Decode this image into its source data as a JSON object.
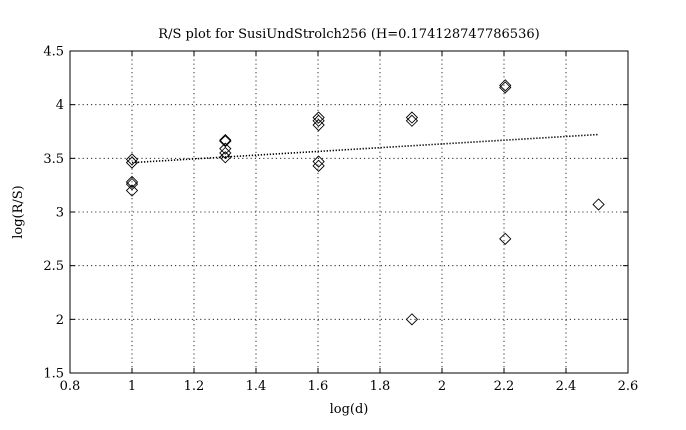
{
  "chart_data": {
    "type": "scatter",
    "title": "R/S plot for SusiUndStrolch256 (H=0.174128747786536)",
    "xlabel": "log(d)",
    "ylabel": "log(R/S)",
    "xlim": [
      0.8,
      2.6
    ],
    "ylim": [
      1.5,
      4.5
    ],
    "xticks": [
      0.8,
      1,
      1.2,
      1.4,
      1.6,
      1.8,
      2,
      2.2,
      2.4,
      2.6
    ],
    "xtick_labels": [
      "0.8",
      "1",
      "1.2",
      "1.4",
      "1.6",
      "1.8",
      "2",
      "2.2",
      "2.4",
      "2.6"
    ],
    "yticks": [
      1.5,
      2,
      2.5,
      3,
      3.5,
      4,
      4.5
    ],
    "ytick_labels": [
      "1.5",
      "2",
      "2.5",
      "3",
      "3.5",
      "4",
      "4.5"
    ],
    "grid": true,
    "marker": "diamond",
    "points": [
      {
        "x": 1.0,
        "y": 3.49
      },
      {
        "x": 1.0,
        "y": 3.46
      },
      {
        "x": 1.0,
        "y": 3.28
      },
      {
        "x": 1.0,
        "y": 3.26
      },
      {
        "x": 1.0,
        "y": 3.2
      },
      {
        "x": 1.301,
        "y": 3.67
      },
      {
        "x": 1.301,
        "y": 3.66
      },
      {
        "x": 1.301,
        "y": 3.59
      },
      {
        "x": 1.301,
        "y": 3.55
      },
      {
        "x": 1.301,
        "y": 3.51
      },
      {
        "x": 1.602,
        "y": 3.88
      },
      {
        "x": 1.602,
        "y": 3.85
      },
      {
        "x": 1.602,
        "y": 3.81
      },
      {
        "x": 1.602,
        "y": 3.47
      },
      {
        "x": 1.602,
        "y": 3.43
      },
      {
        "x": 1.903,
        "y": 3.88
      },
      {
        "x": 1.903,
        "y": 3.85
      },
      {
        "x": 1.903,
        "y": 2.0
      },
      {
        "x": 2.204,
        "y": 4.18
      },
      {
        "x": 2.204,
        "y": 4.16
      },
      {
        "x": 2.204,
        "y": 2.75
      },
      {
        "x": 2.505,
        "y": 3.07
      }
    ],
    "fit_line": {
      "x": [
        1.0,
        2.505
      ],
      "y": [
        3.46,
        3.722
      ],
      "style": "dotted",
      "slope": 0.174128747786536
    }
  }
}
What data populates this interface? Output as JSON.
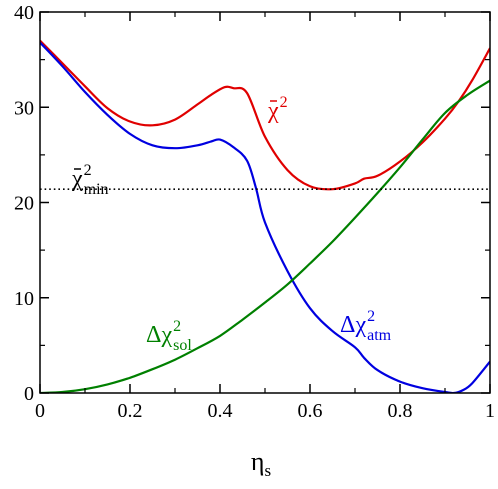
{
  "chart_data": {
    "type": "line",
    "xlabel": {
      "main": "η",
      "sub": "s"
    },
    "ylabel": "",
    "xlim": [
      0,
      1
    ],
    "ylim": [
      0,
      40
    ],
    "x_ticks": [
      0,
      0.2,
      0.4,
      0.6,
      0.8,
      1
    ],
    "x_tick_labels": [
      "0",
      "0.2",
      "0.4",
      "0.6",
      "0.8",
      "1"
    ],
    "y_ticks": [
      0,
      10,
      20,
      30,
      40
    ],
    "y_tick_labels": [
      "0",
      "10",
      "20",
      "30",
      "40"
    ],
    "grid": false,
    "colors": {
      "chi2_total": "#e00000",
      "chi2_atm": "#0000e0",
      "chi2_sol": "#008000",
      "chi2_min": "#000000"
    },
    "series": [
      {
        "key": "chi2_total",
        "x": [
          0,
          0.05,
          0.1,
          0.15,
          0.2,
          0.25,
          0.3,
          0.35,
          0.38,
          0.41,
          0.43,
          0.46,
          0.5,
          0.55,
          0.6,
          0.65,
          0.7,
          0.72,
          0.75,
          0.8,
          0.85,
          0.9,
          0.93,
          0.96,
          1.0
        ],
        "y": [
          37,
          34.6,
          32.2,
          29.9,
          28.5,
          28.1,
          28.7,
          30.3,
          31.3,
          32.1,
          32.0,
          31.5,
          26.9,
          23.4,
          21.7,
          21.4,
          22.0,
          22.5,
          22.8,
          24.3,
          26.3,
          28.8,
          30.6,
          32.8,
          36.2
        ]
      },
      {
        "key": "chi2_atm",
        "x": [
          0,
          0.05,
          0.1,
          0.15,
          0.2,
          0.25,
          0.3,
          0.35,
          0.38,
          0.4,
          0.43,
          0.46,
          0.48,
          0.5,
          0.55,
          0.6,
          0.65,
          0.7,
          0.72,
          0.75,
          0.8,
          0.85,
          0.9,
          0.92,
          0.94,
          0.96,
          1.0
        ],
        "y": [
          36.8,
          34.3,
          31.6,
          29.2,
          27.2,
          26.0,
          25.7,
          26.0,
          26.4,
          26.6,
          25.8,
          24.4,
          21.5,
          17.9,
          12.8,
          8.9,
          6.5,
          4.8,
          3.7,
          2.4,
          1.2,
          0.5,
          0.1,
          0.0,
          0.3,
          1.0,
          3.3
        ]
      },
      {
        "key": "chi2_sol",
        "x": [
          0,
          0.05,
          0.1,
          0.15,
          0.2,
          0.25,
          0.3,
          0.35,
          0.4,
          0.45,
          0.5,
          0.55,
          0.6,
          0.65,
          0.7,
          0.75,
          0.8,
          0.85,
          0.9,
          0.95,
          1.0
        ],
        "y": [
          0,
          0.1,
          0.4,
          0.9,
          1.6,
          2.5,
          3.5,
          4.7,
          6.0,
          7.7,
          9.5,
          11.4,
          13.6,
          15.9,
          18.4,
          21.0,
          23.7,
          26.6,
          29.4,
          31.3,
          32.8
        ]
      },
      {
        "key": "chi2_min",
        "style": "dotted",
        "x": [
          0,
          1
        ],
        "y": [
          21.4,
          21.4
        ]
      }
    ],
    "annotations": [
      {
        "key": "chi2_total",
        "base": "χ",
        "sup": "2",
        "sub": "",
        "bar": true,
        "prefix": ""
      },
      {
        "key": "chi2_min",
        "base": "χ",
        "sup": "2",
        "sub": "min",
        "bar": true,
        "prefix": ""
      },
      {
        "key": "chi2_sol",
        "base": "χ",
        "sup": "2",
        "sub": "sol",
        "bar": false,
        "prefix": "Δ"
      },
      {
        "key": "chi2_atm",
        "base": "χ",
        "sup": "2",
        "sub": "atm",
        "bar": false,
        "prefix": "Δ"
      }
    ]
  }
}
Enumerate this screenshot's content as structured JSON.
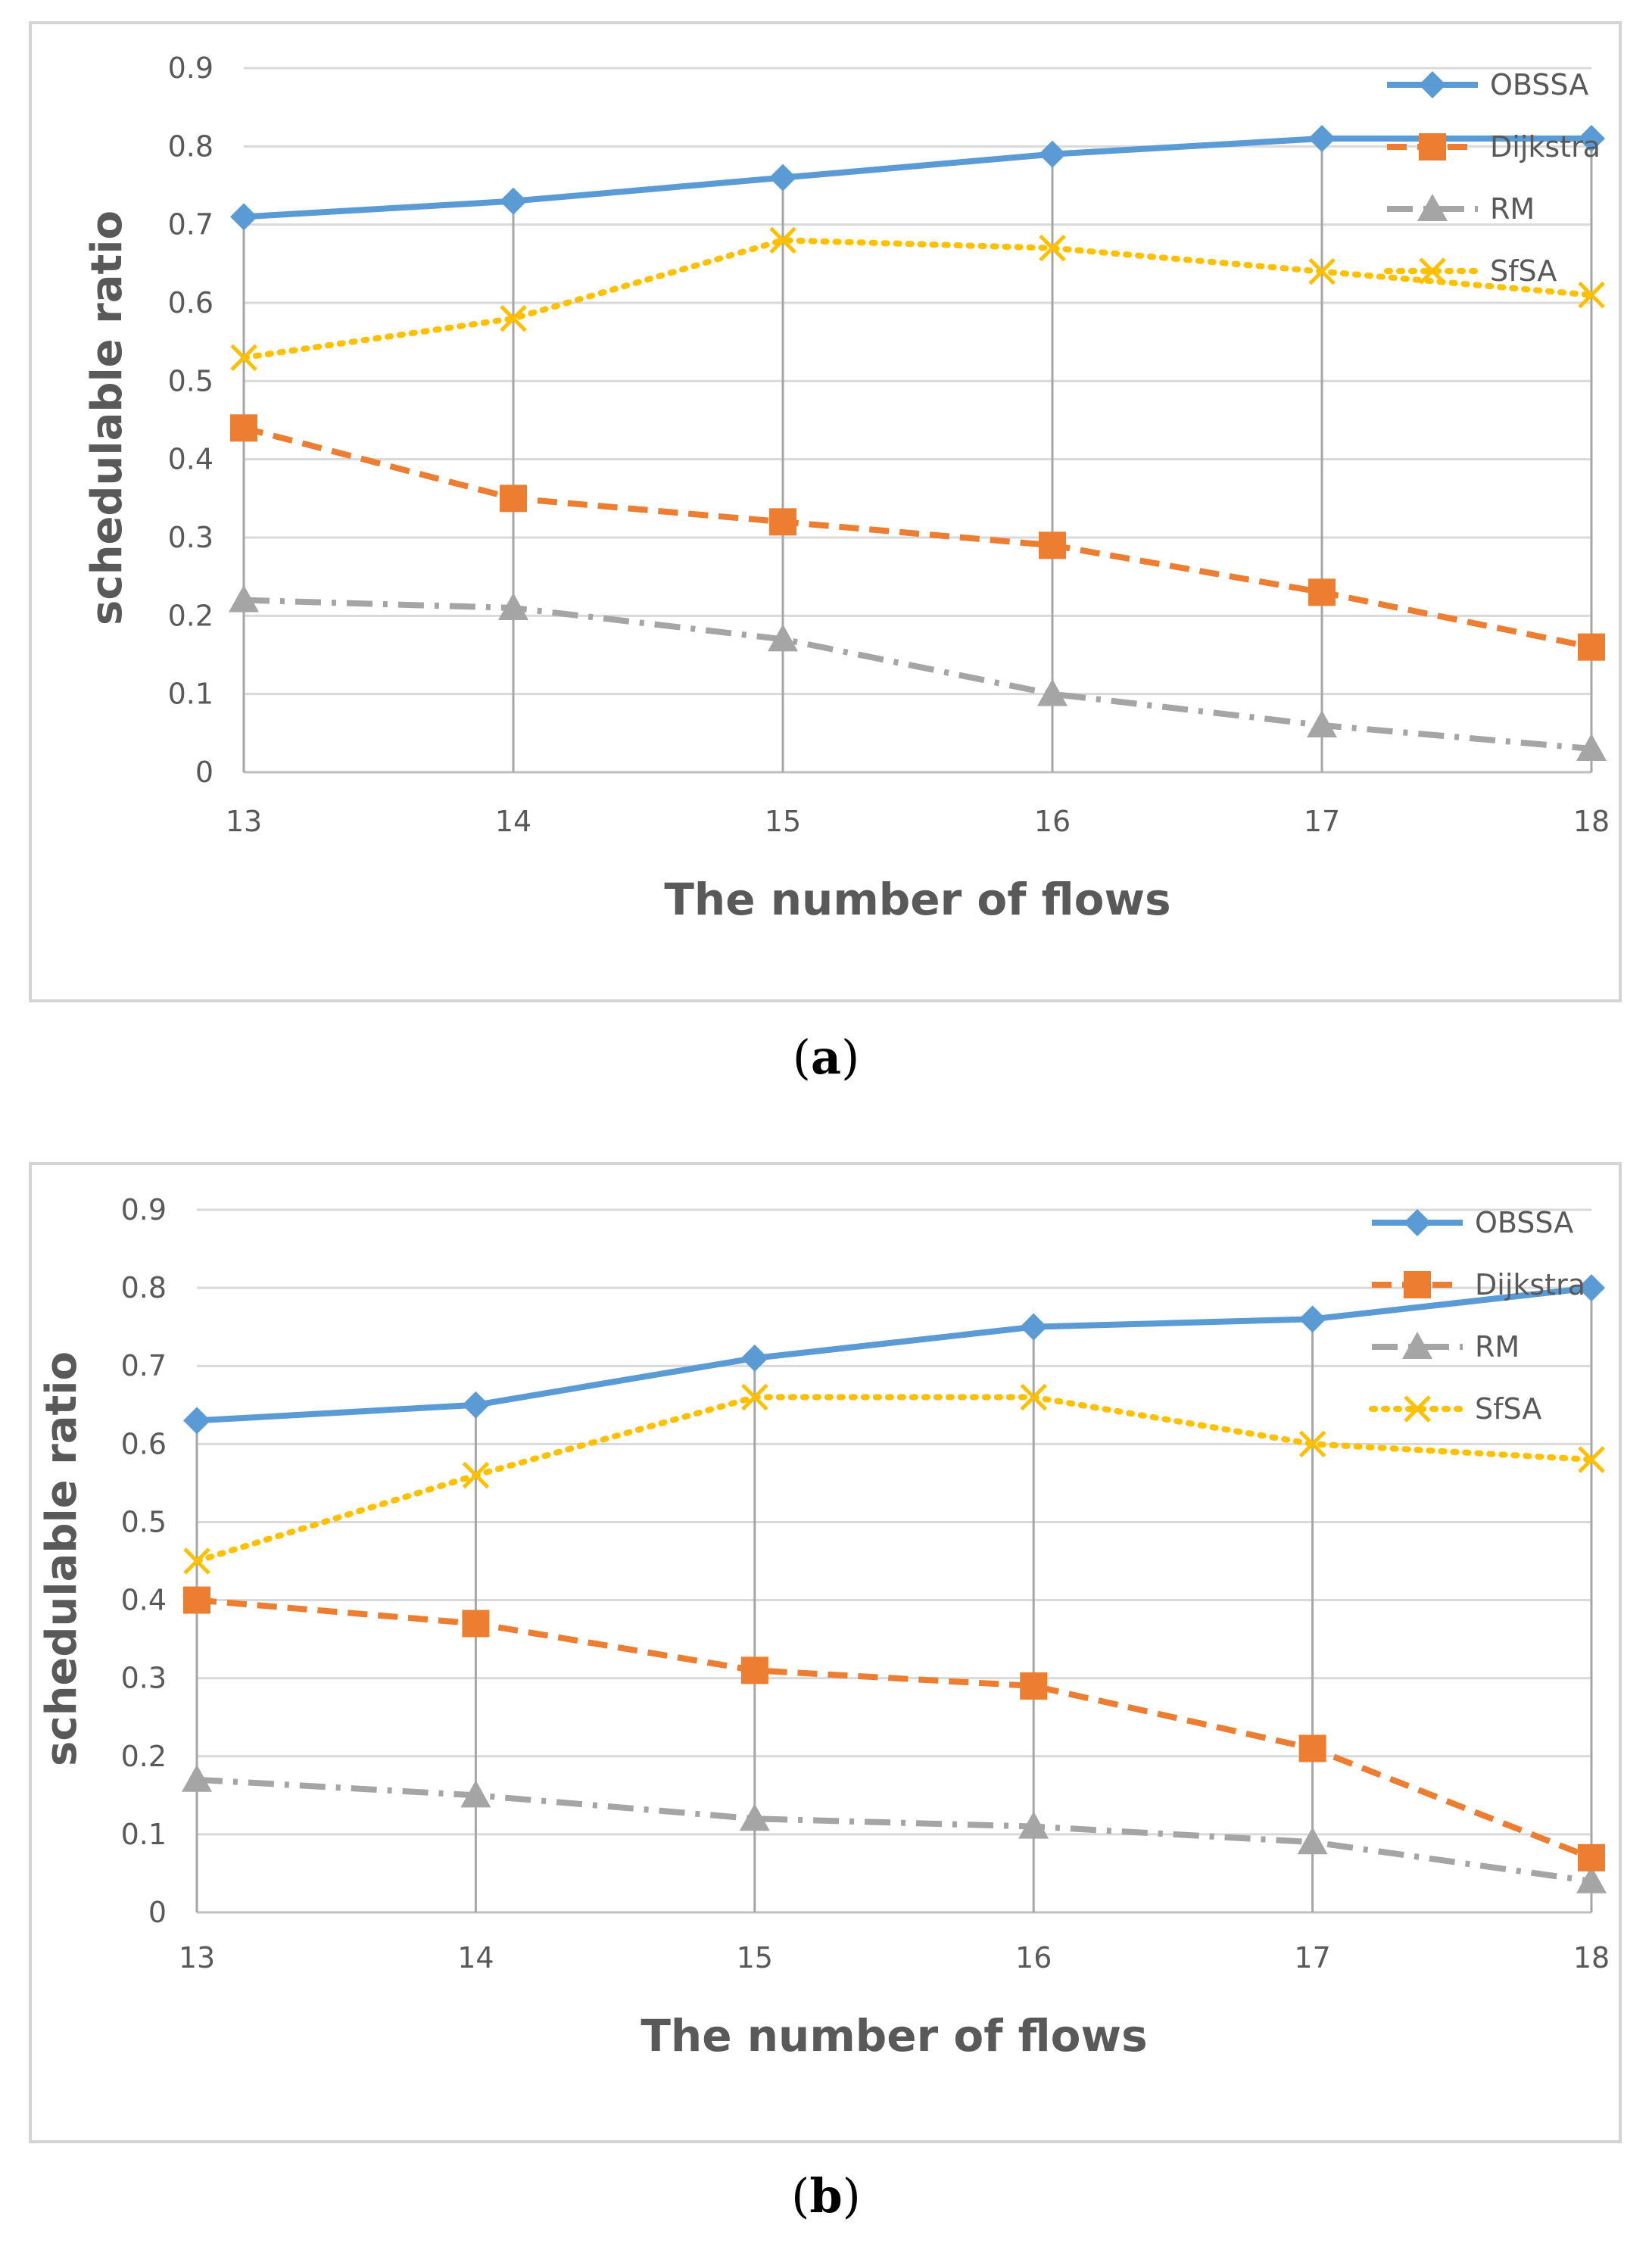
{
  "chart_data": [
    {
      "id": "a",
      "type": "line",
      "caption_letter": "a",
      "xlabel": "The number of flows",
      "ylabel": "schedulable ratio",
      "categories": [
        "13",
        "14",
        "15",
        "16",
        "17",
        "18"
      ],
      "ylim": [
        0,
        0.9
      ],
      "yticks": [
        "0",
        "0.1",
        "0.2",
        "0.3",
        "0.4",
        "0.5",
        "0.6",
        "0.7",
        "0.8",
        "0.9"
      ],
      "grid": true,
      "legend_position": "top-right",
      "series": [
        {
          "name": "OBSSA",
          "values": [
            0.71,
            0.73,
            0.76,
            0.79,
            0.81,
            0.81
          ],
          "color": "#5B9BD5",
          "dash": "solid",
          "marker": "diamond"
        },
        {
          "name": "Dijkstra",
          "values": [
            0.44,
            0.35,
            0.32,
            0.29,
            0.23,
            0.16
          ],
          "color": "#ED7D31",
          "dash": "dash",
          "marker": "square"
        },
        {
          "name": "RM",
          "values": [
            0.22,
            0.21,
            0.17,
            0.1,
            0.06,
            0.03
          ],
          "color": "#A5A5A5",
          "dash": "dashdot",
          "marker": "triangle"
        },
        {
          "name": "SfSA",
          "values": [
            0.53,
            0.58,
            0.68,
            0.67,
            0.64,
            0.61
          ],
          "color": "#FFC000",
          "dash": "dot",
          "marker": "x"
        }
      ]
    },
    {
      "id": "b",
      "type": "line",
      "caption_letter": "b",
      "xlabel": "The number of flows",
      "ylabel": "schedulable ratio",
      "categories": [
        "13",
        "14",
        "15",
        "16",
        "17",
        "18"
      ],
      "ylim": [
        0,
        0.9
      ],
      "yticks": [
        "0",
        "0.1",
        "0.2",
        "0.3",
        "0.4",
        "0.5",
        "0.6",
        "0.7",
        "0.8",
        "0.9"
      ],
      "grid": true,
      "legend_position": "top-right",
      "series": [
        {
          "name": "OBSSA",
          "values": [
            0.63,
            0.65,
            0.71,
            0.75,
            0.76,
            0.8
          ],
          "color": "#5B9BD5",
          "dash": "solid",
          "marker": "diamond"
        },
        {
          "name": "Dijkstra",
          "values": [
            0.4,
            0.37,
            0.31,
            0.29,
            0.21,
            0.07
          ],
          "color": "#ED7D31",
          "dash": "dash",
          "marker": "square"
        },
        {
          "name": "RM",
          "values": [
            0.17,
            0.15,
            0.12,
            0.11,
            0.09,
            0.04
          ],
          "color": "#A5A5A5",
          "dash": "dashdot",
          "marker": "triangle"
        },
        {
          "name": "SfSA",
          "values": [
            0.45,
            0.56,
            0.66,
            0.66,
            0.6,
            0.58
          ],
          "color": "#FFC000",
          "dash": "dot",
          "marker": "x"
        }
      ]
    }
  ]
}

Requirements
Scan the material above for the string "JSON" and report each line where you find it.

Task response
Decode this image into its source data as a JSON object.
What data populates this interface? Output as JSON.
Enumerate this screenshot's content as structured JSON.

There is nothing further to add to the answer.